**Short exercise:** An exact copy of all the data is required, with pictures left out.

**Provided entries:**
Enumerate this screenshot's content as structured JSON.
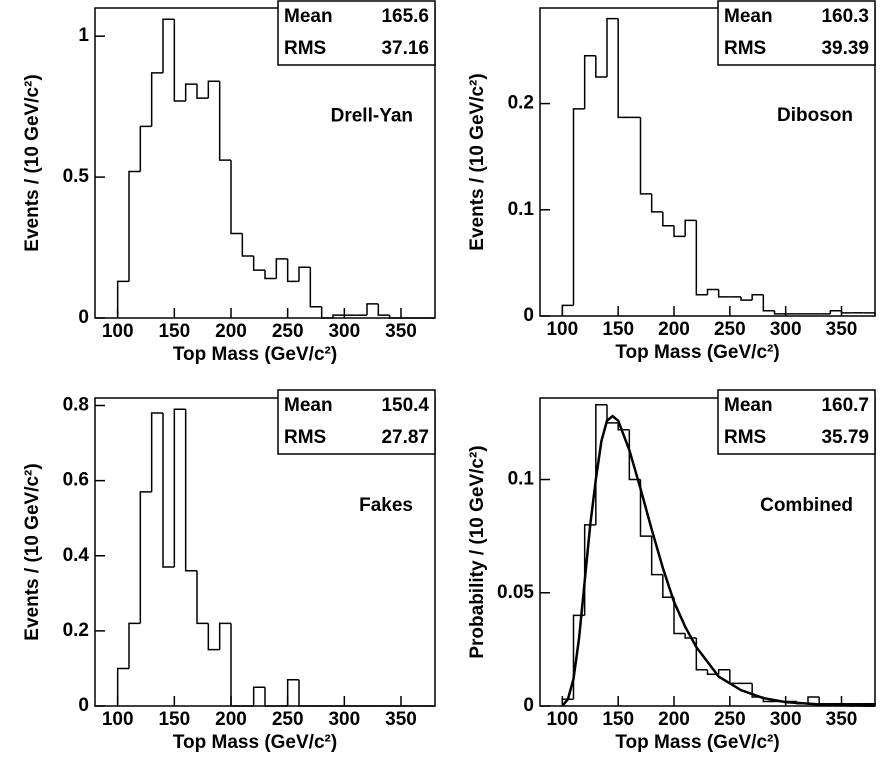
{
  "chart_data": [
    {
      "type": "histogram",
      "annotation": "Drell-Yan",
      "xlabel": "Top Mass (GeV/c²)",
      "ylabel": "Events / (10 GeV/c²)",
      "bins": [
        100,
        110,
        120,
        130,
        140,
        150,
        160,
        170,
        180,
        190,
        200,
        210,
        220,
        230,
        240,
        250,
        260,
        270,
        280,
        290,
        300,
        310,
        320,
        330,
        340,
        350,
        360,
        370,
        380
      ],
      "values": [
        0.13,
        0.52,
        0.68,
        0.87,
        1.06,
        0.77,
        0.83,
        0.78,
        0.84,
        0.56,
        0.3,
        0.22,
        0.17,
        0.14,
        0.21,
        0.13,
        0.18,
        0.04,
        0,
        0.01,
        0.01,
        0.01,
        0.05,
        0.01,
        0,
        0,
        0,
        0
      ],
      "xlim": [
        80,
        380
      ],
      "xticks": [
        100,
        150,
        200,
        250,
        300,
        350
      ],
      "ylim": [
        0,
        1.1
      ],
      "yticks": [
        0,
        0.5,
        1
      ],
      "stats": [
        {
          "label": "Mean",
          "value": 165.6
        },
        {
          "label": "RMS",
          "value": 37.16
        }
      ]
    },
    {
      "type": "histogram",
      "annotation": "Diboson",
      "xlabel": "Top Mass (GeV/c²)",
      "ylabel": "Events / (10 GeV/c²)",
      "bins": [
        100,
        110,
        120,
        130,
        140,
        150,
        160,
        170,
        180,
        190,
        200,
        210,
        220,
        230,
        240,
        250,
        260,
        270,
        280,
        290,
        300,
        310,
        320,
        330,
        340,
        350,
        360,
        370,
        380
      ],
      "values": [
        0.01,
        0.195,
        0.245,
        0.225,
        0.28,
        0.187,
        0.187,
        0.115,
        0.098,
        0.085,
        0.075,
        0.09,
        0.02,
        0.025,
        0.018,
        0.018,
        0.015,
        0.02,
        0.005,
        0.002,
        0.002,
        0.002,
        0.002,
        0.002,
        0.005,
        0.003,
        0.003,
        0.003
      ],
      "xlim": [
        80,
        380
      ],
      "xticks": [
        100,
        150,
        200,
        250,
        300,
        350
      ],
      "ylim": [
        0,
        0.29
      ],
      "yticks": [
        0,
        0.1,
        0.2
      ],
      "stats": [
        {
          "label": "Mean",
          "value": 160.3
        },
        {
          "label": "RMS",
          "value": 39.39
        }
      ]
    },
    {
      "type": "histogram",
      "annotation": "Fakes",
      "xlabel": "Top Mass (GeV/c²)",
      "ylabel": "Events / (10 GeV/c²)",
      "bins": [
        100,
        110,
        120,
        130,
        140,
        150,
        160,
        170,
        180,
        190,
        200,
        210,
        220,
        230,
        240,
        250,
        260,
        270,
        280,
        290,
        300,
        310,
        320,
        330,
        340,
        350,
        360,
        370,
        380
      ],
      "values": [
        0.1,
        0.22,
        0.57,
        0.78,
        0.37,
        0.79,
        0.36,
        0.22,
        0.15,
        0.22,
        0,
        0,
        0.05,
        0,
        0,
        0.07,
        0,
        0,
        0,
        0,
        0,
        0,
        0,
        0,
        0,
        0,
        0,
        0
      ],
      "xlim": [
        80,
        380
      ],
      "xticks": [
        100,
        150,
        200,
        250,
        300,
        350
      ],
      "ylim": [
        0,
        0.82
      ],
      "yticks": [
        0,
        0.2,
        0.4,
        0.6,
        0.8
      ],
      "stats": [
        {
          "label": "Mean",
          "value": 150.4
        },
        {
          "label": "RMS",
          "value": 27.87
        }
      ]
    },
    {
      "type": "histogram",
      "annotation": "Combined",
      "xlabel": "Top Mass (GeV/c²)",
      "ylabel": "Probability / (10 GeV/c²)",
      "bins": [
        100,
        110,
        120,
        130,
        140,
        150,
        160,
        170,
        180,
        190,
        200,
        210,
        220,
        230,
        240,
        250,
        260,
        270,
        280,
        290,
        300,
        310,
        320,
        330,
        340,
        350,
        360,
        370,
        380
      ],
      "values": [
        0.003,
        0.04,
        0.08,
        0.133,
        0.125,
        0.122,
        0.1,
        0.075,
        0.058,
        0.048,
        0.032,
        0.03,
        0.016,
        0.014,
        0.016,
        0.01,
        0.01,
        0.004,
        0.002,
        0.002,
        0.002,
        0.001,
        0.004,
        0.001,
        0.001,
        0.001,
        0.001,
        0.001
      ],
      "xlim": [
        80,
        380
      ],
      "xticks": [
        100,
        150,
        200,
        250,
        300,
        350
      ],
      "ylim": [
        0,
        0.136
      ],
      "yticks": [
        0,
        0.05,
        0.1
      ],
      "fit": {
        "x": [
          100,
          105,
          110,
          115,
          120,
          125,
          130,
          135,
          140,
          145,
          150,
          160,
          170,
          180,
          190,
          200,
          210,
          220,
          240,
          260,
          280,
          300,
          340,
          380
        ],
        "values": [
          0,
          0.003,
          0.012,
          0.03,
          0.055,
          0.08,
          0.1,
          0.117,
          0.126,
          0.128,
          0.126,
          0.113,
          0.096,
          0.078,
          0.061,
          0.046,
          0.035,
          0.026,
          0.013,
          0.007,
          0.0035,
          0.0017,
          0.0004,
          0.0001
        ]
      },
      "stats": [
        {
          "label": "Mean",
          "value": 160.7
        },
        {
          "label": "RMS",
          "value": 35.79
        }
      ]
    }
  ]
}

**Answer to this problem:**
Enumerate this screenshot's content as structured JSON.
{
  "chart_data": [
    {
      "type": "histogram",
      "annotation": "Drell-Yan",
      "xlabel": "Top Mass (GeV/c²)",
      "ylabel": "Events / (10 GeV/c²)",
      "bins": [
        100,
        110,
        120,
        130,
        140,
        150,
        160,
        170,
        180,
        190,
        200,
        210,
        220,
        230,
        240,
        250,
        260,
        270,
        280,
        290,
        300,
        310,
        320,
        330,
        340,
        350,
        360,
        370,
        380
      ],
      "values": [
        0.13,
        0.52,
        0.68,
        0.87,
        1.06,
        0.77,
        0.83,
        0.78,
        0.84,
        0.56,
        0.3,
        0.22,
        0.17,
        0.14,
        0.21,
        0.13,
        0.18,
        0.04,
        0,
        0.01,
        0.01,
        0.01,
        0.05,
        0.01,
        0,
        0,
        0,
        0
      ],
      "xlim": [
        80,
        380
      ],
      "xticks": [
        100,
        150,
        200,
        250,
        300,
        350
      ],
      "ylim": [
        0,
        1.1
      ],
      "yticks": [
        0,
        0.5,
        1
      ],
      "stats": [
        {
          "label": "Mean",
          "value": 165.6
        },
        {
          "label": "RMS",
          "value": 37.16
        }
      ]
    },
    {
      "type": "histogram",
      "annotation": "Diboson",
      "xlabel": "Top Mass (GeV/c²)",
      "ylabel": "Events / (10 GeV/c²)",
      "bins": [
        100,
        110,
        120,
        130,
        140,
        150,
        160,
        170,
        180,
        190,
        200,
        210,
        220,
        230,
        240,
        250,
        260,
        270,
        280,
        290,
        300,
        310,
        320,
        330,
        340,
        350,
        360,
        370,
        380
      ],
      "values": [
        0.01,
        0.195,
        0.245,
        0.225,
        0.28,
        0.187,
        0.187,
        0.115,
        0.098,
        0.085,
        0.075,
        0.09,
        0.02,
        0.025,
        0.018,
        0.018,
        0.015,
        0.02,
        0.005,
        0.002,
        0.002,
        0.002,
        0.002,
        0.002,
        0.005,
        0.003,
        0.003,
        0.003
      ],
      "xlim": [
        80,
        380
      ],
      "xticks": [
        100,
        150,
        200,
        250,
        300,
        350
      ],
      "ylim": [
        0,
        0.29
      ],
      "yticks": [
        0,
        0.1,
        0.2
      ],
      "stats": [
        {
          "label": "Mean",
          "value": 160.3
        },
        {
          "label": "RMS",
          "value": 39.39
        }
      ]
    },
    {
      "type": "histogram",
      "annotation": "Fakes",
      "xlabel": "Top Mass (GeV/c²)",
      "ylabel": "Events / (10 GeV/c²)",
      "bins": [
        100,
        110,
        120,
        130,
        140,
        150,
        160,
        170,
        180,
        190,
        200,
        210,
        220,
        230,
        240,
        250,
        260,
        270,
        280,
        290,
        300,
        310,
        320,
        330,
        340,
        350,
        360,
        370,
        380
      ],
      "values": [
        0.1,
        0.22,
        0.57,
        0.78,
        0.37,
        0.79,
        0.36,
        0.22,
        0.15,
        0.22,
        0,
        0,
        0.05,
        0,
        0,
        0.07,
        0,
        0,
        0,
        0,
        0,
        0,
        0,
        0,
        0,
        0,
        0,
        0
      ],
      "xlim": [
        80,
        380
      ],
      "xticks": [
        100,
        150,
        200,
        250,
        300,
        350
      ],
      "ylim": [
        0,
        0.82
      ],
      "yticks": [
        0,
        0.2,
        0.4,
        0.6,
        0.8
      ],
      "stats": [
        {
          "label": "Mean",
          "value": 150.4
        },
        {
          "label": "RMS",
          "value": 27.87
        }
      ]
    },
    {
      "type": "histogram",
      "annotation": "Combined",
      "xlabel": "Top Mass (GeV/c²)",
      "ylabel": "Probability / (10 GeV/c²)",
      "bins": [
        100,
        110,
        120,
        130,
        140,
        150,
        160,
        170,
        180,
        190,
        200,
        210,
        220,
        230,
        240,
        250,
        260,
        270,
        280,
        290,
        300,
        310,
        320,
        330,
        340,
        350,
        360,
        370,
        380
      ],
      "values": [
        0.003,
        0.04,
        0.08,
        0.133,
        0.125,
        0.122,
        0.1,
        0.075,
        0.058,
        0.048,
        0.032,
        0.03,
        0.016,
        0.014,
        0.016,
        0.01,
        0.01,
        0.004,
        0.002,
        0.002,
        0.002,
        0.001,
        0.004,
        0.001,
        0.001,
        0.001,
        0.001,
        0.001
      ],
      "xlim": [
        80,
        380
      ],
      "xticks": [
        100,
        150,
        200,
        250,
        300,
        350
      ],
      "ylim": [
        0,
        0.136
      ],
      "yticks": [
        0,
        0.05,
        0.1
      ],
      "fit": {
        "x": [
          100,
          105,
          110,
          115,
          120,
          125,
          130,
          135,
          140,
          145,
          150,
          160,
          170,
          180,
          190,
          200,
          210,
          220,
          240,
          260,
          280,
          300,
          340,
          380
        ],
        "values": [
          0,
          0.003,
          0.012,
          0.03,
          0.055,
          0.08,
          0.1,
          0.117,
          0.126,
          0.128,
          0.126,
          0.113,
          0.096,
          0.078,
          0.061,
          0.046,
          0.035,
          0.026,
          0.013,
          0.007,
          0.0035,
          0.0017,
          0.0004,
          0.0001
        ]
      },
      "stats": [
        {
          "label": "Mean",
          "value": 160.7
        },
        {
          "label": "RMS",
          "value": 35.79
        }
      ]
    }
  ]
}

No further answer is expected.